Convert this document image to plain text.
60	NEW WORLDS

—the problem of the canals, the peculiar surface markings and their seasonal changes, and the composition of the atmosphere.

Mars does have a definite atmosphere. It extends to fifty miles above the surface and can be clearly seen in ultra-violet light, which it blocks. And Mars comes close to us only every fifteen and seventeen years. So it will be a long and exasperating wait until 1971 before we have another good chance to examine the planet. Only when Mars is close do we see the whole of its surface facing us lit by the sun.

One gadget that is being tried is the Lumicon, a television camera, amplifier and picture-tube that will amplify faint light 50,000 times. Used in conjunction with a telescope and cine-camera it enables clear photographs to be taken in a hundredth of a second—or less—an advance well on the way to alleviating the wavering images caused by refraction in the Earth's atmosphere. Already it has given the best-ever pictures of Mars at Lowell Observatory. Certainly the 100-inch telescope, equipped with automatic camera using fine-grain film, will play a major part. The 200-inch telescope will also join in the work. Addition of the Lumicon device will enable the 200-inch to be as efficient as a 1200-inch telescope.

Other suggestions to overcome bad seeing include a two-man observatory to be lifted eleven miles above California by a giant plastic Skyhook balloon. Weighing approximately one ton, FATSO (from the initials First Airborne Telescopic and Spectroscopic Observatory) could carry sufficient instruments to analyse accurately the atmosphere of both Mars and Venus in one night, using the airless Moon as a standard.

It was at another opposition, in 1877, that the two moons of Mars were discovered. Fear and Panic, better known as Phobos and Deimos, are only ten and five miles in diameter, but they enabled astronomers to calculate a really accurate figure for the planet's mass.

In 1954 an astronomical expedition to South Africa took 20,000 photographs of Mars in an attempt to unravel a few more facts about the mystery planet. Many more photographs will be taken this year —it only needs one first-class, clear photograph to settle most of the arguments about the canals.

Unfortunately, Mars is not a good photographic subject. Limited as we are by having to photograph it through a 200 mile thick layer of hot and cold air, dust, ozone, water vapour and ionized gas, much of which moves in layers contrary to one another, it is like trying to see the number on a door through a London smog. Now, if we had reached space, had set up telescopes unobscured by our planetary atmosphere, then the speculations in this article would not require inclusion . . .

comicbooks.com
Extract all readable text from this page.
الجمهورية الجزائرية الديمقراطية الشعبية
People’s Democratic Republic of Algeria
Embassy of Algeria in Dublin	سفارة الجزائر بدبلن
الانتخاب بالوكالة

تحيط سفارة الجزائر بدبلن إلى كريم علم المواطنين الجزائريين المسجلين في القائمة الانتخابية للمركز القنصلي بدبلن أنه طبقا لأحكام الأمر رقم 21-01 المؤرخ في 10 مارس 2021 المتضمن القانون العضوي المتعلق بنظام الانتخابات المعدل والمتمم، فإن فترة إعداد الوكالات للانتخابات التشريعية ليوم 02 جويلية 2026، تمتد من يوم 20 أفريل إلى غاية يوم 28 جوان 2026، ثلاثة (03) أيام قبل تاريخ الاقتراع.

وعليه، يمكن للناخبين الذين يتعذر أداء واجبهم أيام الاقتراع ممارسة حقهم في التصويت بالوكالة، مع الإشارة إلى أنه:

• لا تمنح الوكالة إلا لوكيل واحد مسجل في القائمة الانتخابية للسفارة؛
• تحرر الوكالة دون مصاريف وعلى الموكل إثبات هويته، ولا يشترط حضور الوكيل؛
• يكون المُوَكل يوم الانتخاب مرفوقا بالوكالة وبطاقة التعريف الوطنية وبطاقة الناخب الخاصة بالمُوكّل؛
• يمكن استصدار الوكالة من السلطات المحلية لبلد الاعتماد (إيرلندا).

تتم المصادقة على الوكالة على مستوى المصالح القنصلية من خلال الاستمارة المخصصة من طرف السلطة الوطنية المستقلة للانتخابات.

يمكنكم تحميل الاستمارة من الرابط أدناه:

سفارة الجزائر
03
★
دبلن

===

**What you have to do**
Read the entries and show each line that mentions "بالوكالة".

**The result**
الانتخاب بالوكالة
وعليه، يمكن للناخبين الذين يتعذر أداء واجبهم أيام الاقتراع ممارسة حقهم في التصويت بالوكالة، مع الإشارة إلى أنه:
• يكون المُوَكل يوم الانتخاب مرفوقا بالوكالة وبطاقة التعريف الوطنية وبطاقة الناخب الخاصة بالمُوكّل؛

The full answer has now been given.